(Data records)

┄┄┄┄┄┄┄┄┄┄┄┄┄┄┄┄┄┄┄┄

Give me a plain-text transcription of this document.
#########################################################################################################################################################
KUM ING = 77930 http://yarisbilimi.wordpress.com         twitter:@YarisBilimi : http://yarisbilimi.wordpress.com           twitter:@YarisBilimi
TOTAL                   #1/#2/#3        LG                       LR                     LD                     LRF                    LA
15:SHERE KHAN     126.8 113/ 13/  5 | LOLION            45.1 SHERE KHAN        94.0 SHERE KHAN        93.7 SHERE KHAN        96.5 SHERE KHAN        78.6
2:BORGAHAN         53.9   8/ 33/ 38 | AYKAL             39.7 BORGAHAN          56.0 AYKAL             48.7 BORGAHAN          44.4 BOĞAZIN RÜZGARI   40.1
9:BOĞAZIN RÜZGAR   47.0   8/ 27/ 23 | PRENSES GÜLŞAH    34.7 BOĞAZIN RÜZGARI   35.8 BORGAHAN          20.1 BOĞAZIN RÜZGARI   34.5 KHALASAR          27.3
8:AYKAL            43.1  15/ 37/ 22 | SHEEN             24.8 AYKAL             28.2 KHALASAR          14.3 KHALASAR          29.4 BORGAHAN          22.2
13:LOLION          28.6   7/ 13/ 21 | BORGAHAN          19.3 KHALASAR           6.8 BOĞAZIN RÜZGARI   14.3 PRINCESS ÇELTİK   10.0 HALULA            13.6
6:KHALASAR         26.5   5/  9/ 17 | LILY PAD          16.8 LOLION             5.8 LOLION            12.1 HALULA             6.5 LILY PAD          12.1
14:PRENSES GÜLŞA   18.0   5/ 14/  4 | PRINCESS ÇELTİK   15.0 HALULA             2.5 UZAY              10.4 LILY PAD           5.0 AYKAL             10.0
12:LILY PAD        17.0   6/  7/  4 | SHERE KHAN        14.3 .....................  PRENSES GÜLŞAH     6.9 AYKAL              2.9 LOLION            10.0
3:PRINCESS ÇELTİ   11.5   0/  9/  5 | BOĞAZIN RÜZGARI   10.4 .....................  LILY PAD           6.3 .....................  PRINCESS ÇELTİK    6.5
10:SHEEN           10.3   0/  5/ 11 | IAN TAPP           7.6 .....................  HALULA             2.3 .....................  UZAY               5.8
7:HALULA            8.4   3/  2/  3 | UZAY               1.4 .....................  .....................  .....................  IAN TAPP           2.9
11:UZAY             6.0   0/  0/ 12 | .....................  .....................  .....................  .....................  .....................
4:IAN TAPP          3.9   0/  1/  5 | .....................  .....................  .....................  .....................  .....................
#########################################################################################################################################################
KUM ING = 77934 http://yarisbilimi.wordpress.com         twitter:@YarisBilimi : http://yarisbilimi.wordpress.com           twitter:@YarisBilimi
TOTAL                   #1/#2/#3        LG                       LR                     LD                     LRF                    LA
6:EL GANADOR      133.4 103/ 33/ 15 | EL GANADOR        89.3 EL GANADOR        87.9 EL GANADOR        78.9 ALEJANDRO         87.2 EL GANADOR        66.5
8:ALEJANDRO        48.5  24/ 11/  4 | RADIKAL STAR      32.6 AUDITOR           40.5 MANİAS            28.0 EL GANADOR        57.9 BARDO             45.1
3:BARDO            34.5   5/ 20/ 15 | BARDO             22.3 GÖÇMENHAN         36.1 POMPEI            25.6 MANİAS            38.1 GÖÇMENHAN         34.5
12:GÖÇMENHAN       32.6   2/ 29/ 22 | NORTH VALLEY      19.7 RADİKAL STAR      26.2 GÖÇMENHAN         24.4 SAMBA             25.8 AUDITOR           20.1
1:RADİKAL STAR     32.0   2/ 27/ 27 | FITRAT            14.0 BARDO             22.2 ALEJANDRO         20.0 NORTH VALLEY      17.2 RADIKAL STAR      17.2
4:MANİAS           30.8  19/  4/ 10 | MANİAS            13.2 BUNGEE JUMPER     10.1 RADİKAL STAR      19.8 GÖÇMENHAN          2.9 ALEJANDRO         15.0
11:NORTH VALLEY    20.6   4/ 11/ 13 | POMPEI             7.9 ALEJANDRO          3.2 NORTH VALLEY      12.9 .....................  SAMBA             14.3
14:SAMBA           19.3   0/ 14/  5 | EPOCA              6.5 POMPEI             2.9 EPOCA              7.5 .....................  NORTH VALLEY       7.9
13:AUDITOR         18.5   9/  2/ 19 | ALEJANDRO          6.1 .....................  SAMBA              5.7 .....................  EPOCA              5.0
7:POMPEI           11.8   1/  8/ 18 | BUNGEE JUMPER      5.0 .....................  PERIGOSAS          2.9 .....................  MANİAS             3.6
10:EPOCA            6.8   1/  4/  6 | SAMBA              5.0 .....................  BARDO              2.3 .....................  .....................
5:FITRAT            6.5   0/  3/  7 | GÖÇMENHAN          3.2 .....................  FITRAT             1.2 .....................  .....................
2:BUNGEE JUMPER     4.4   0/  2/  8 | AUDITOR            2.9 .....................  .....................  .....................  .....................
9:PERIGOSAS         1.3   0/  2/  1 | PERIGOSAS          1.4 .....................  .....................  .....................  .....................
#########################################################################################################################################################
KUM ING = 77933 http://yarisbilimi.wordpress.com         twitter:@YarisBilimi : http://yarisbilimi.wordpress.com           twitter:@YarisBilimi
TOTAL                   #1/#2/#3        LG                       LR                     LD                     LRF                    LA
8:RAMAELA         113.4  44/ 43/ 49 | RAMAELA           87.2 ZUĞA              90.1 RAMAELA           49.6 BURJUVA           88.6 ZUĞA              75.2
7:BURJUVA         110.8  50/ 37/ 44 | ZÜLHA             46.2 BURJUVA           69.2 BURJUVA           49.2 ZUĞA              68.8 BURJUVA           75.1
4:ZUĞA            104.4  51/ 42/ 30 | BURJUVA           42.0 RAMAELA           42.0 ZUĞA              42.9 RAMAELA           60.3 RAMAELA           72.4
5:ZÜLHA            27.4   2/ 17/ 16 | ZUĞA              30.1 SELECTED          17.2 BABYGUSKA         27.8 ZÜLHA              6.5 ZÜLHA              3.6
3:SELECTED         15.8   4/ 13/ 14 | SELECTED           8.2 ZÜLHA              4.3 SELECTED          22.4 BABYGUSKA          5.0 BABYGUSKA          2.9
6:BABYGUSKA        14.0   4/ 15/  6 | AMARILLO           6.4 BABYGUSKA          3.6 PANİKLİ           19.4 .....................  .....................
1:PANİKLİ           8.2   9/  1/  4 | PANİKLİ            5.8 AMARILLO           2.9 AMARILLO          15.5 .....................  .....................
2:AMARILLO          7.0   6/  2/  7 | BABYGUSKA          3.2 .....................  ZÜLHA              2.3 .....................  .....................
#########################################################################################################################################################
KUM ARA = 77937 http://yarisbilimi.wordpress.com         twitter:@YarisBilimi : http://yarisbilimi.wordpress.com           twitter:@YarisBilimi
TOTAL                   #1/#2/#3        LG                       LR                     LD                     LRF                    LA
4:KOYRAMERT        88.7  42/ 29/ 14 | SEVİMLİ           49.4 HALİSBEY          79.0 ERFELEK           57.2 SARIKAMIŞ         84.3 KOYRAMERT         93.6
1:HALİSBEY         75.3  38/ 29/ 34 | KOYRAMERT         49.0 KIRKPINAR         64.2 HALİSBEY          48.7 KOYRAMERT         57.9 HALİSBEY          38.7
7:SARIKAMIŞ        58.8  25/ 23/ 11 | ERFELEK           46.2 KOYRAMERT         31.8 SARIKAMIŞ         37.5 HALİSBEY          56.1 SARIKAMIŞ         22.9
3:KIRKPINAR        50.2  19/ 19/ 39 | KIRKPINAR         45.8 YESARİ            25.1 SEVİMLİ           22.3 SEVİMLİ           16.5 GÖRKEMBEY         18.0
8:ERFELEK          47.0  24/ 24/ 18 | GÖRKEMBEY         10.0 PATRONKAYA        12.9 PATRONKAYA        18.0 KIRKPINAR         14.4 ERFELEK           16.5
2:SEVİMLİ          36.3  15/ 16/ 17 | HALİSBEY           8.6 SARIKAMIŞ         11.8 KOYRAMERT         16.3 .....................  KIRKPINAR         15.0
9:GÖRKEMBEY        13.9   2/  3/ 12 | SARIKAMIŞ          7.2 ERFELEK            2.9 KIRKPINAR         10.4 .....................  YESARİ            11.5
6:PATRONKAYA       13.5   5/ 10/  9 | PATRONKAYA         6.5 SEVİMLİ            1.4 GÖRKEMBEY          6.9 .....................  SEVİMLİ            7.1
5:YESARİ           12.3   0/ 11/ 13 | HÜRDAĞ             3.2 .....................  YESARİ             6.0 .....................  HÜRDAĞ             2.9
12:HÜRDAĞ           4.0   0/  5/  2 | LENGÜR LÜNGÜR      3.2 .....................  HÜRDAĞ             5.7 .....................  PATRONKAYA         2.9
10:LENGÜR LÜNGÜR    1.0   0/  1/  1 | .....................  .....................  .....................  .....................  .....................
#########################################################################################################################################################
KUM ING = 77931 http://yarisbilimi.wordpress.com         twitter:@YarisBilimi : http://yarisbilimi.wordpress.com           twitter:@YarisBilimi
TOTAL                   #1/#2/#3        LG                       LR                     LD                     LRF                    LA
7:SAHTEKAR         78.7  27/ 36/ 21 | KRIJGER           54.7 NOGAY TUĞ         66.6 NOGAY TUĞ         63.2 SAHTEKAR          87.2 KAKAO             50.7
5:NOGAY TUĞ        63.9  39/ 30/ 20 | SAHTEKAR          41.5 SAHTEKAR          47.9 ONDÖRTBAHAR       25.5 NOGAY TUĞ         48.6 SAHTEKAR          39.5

┄┄┄┄┄┄┄┄┄┄┄┄┄┄┄┄┄┄┄┄

→ Given instruction: Collect every line above that contains the word "LENGÜR".

→ Result for this task:
12:HÜRDAĞ           4.0   0/  5/  2 | LENGÜR LÜNGÜR      3.2 .....................  HÜRDAĞ             5.7 .....................  PATRONKAYA         2.9
10:LENGÜR LÜNGÜR    1.0   0/  1/  1 | .....................  .....................  .....................  .....................  .....................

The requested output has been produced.